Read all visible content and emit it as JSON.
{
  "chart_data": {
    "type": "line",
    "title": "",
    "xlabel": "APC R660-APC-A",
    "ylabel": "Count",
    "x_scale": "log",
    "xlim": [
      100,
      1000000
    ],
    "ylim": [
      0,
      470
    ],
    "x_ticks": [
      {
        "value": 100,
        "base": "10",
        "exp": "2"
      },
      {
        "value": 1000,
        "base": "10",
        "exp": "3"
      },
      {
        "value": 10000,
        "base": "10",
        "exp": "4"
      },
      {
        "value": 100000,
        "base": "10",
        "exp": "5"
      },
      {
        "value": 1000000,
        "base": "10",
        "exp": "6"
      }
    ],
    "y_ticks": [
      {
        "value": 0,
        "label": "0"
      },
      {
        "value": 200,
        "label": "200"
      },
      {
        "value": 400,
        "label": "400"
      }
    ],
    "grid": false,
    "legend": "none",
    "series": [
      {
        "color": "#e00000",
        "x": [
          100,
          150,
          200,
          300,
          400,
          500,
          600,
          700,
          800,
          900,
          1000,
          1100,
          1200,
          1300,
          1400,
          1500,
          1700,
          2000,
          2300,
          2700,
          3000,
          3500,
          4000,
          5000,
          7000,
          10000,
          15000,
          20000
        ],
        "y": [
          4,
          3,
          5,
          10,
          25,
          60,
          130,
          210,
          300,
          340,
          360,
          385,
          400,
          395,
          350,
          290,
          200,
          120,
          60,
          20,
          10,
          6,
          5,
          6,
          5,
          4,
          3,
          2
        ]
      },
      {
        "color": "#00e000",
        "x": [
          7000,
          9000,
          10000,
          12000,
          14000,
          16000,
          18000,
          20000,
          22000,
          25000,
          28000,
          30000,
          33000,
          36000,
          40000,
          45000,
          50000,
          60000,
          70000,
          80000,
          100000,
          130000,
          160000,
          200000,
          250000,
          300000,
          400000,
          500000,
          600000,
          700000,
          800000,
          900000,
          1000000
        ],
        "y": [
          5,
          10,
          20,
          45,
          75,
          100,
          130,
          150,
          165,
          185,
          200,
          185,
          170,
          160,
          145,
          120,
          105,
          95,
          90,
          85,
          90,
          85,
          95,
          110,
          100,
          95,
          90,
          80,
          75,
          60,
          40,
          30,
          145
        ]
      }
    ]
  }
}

+ + +

* _Your objective_: Write out all the records above again, exactly as they stand.

* _Solved exercise_:
Read all visible content and emit it as JSON.
{
  "chart_data": {
    "type": "line",
    "title": "",
    "xlabel": "APC R660-APC-A",
    "ylabel": "Count",
    "x_scale": "log",
    "xlim": [
      100,
      1000000
    ],
    "ylim": [
      0,
      470
    ],
    "x_ticks": [
      {
        "value": 100,
        "base": "10",
        "exp": "2"
      },
      {
        "value": 1000,
        "base": "10",
        "exp": "3"
      },
      {
        "value": 10000,
        "base": "10",
        "exp": "4"
      },
      {
        "value": 100000,
        "base": "10",
        "exp": "5"
      },
      {
        "value": 1000000,
        "base": "10",
        "exp": "6"
      }
    ],
    "y_ticks": [
      {
        "value": 0,
        "label": "0"
      },
      {
        "value": 200,
        "label": "200"
      },
      {
        "value": 400,
        "label": "400"
      }
    ],
    "grid": false,
    "legend": "none",
    "series": [
      {
        "color": "#e00000",
        "x": [
          100,
          150,
          200,
          300,
          400,
          500,
          600,
          700,
          800,
          900,
          1000,
          1100,
          1200,
          1300,
          1400,
          1500,
          1700,
          2000,
          2300,
          2700,
          3000,
          3500,
          4000,
          5000,
          7000,
          10000,
          15000,
          20000
        ],
        "y": [
          4,
          3,
          5,
          10,
          25,
          60,
          130,
          210,
          300,
          340,
          360,
          385,
          400,
          395,
          350,
          290,
          200,
          120,
          60,
          20,
          10,
          6,
          5,
          6,
          5,
          4,
          3,
          2
        ]
      },
      {
        "color": "#00e000",
        "x": [
          7000,
          9000,
          10000,
          12000,
          14000,
          16000,
          18000,
          20000,
          22000,
          25000,
          28000,
          30000,
          33000,
          36000,
          40000,
          45000,
          50000,
          60000,
          70000,
          80000,
          100000,
          130000,
          160000,
          200000,
          250000,
          300000,
          400000,
          500000,
          600000,
          700000,
          800000,
          900000,
          1000000
        ],
        "y": [
          5,
          10,
          20,
          45,
          75,
          100,
          130,
          150,
          165,
          185,
          200,
          185,
          170,
          160,
          145,
          120,
          105,
          95,
          90,
          85,
          90,
          85,
          95,
          110,
          100,
          95,
          90,
          80,
          75,
          60,
          40,
          30,
          145
        ]
      }
    ]
  }
}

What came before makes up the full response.